### [STATED EXERCISE]
Give the listing below again in full, exactly as written.

(Lines of data)
---

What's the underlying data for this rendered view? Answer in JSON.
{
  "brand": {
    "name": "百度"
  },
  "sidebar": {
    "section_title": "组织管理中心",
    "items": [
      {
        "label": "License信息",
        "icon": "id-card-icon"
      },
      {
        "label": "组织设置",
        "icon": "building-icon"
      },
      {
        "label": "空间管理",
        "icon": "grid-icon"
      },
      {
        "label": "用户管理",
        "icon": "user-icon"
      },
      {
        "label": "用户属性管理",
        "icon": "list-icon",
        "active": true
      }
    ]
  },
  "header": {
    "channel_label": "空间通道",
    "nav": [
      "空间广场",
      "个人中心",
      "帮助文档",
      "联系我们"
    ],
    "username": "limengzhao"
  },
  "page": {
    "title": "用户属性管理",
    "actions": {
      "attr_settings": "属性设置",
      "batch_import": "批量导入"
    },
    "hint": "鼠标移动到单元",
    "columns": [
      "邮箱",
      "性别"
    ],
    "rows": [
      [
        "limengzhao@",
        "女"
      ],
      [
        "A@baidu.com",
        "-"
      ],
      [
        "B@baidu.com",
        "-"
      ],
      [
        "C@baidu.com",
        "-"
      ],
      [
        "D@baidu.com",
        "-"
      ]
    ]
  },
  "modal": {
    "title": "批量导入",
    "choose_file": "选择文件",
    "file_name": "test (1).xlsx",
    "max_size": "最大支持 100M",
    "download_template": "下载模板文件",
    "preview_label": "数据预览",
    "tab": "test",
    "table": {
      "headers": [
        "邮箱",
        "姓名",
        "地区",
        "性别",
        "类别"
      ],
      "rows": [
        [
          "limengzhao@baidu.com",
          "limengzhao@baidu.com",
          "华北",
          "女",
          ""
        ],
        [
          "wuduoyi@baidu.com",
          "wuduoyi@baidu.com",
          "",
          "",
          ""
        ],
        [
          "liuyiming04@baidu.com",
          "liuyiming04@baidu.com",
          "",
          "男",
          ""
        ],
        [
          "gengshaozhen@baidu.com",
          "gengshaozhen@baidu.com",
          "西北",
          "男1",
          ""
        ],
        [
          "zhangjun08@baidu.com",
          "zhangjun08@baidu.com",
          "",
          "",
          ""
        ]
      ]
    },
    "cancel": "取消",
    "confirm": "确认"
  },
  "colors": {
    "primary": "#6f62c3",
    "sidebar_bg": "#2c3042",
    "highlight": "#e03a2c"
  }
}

---

### [ANSWER TO THE TASK]
What's the underlying data for this rendered view? Answer in JSON.
{
  "brand": {
    "name": "百度"
  },
  "sidebar": {
    "section_title": "组织管理中心",
    "items": [
      {
        "label": "License信息",
        "icon": "id-card-icon"
      },
      {
        "label": "组织设置",
        "icon": "building-icon"
      },
      {
        "label": "空间管理",
        "icon": "grid-icon"
      },
      {
        "label": "用户管理",
        "icon": "user-icon"
      },
      {
        "label": "用户属性管理",
        "icon": "list-icon",
        "active": true
      }
    ]
  },
  "header": {
    "channel_label": "空间通道",
    "nav": [
      "空间广场",
      "个人中心",
      "帮助文档",
      "联系我们"
    ],
    "username": "limengzhao"
  },
  "page": {
    "title": "用户属性管理",
    "actions": {
      "attr_settings": "属性设置",
      "batch_import": "批量导入"
    },
    "hint": "鼠标移动到单元",
    "columns": [
      "邮箱",
      "性别"
    ],
    "rows": [
      [
        "limengzhao@",
        "女"
      ],
      [
        "A@baidu.com",
        "-"
      ],
      [
        "B@baidu.com",
        "-"
      ],
      [
        "C@baidu.com",
        "-"
      ],
      [
        "D@baidu.com",
        "-"
      ]
    ]
  },
  "modal": {
    "title": "批量导入",
    "choose_file": "选择文件",
    "file_name": "test (1).xlsx",
    "max_size": "最大支持 100M",
    "download_template": "下载模板文件",
    "preview_label": "数据预览",
    "tab": "test",
    "table": {
      "headers": [
        "邮箱",
        "姓名",
        "地区",
        "性别",
        "类别"
      ],
      "rows": [
        [
          "limengzhao@baidu.com",
          "limengzhao@baidu.com",
          "华北",
          "女",
          ""
        ],
        [
          "wuduoyi@baidu.com",
          "wuduoyi@baidu.com",
          "",
          "",
          ""
        ],
        [
          "liuyiming04@baidu.com",
          "liuyiming04@baidu.com",
          "",
          "男",
          ""
        ],
        [
          "gengshaozhen@baidu.com",
          "gengshaozhen@baidu.com",
          "西北",
          "男1",
          ""
        ],
        [
          "zhangjun08@baidu.com",
          "zhangjun08@baidu.com",
          "",
          "",
          ""
        ]
      ]
    },
    "cancel": "取消",
    "confirm": "确认"
  },
  "colors": {
    "primary": "#6f62c3",
    "sidebar_bg": "#2c3042",
    "highlight": "#e03a2c"
  }
}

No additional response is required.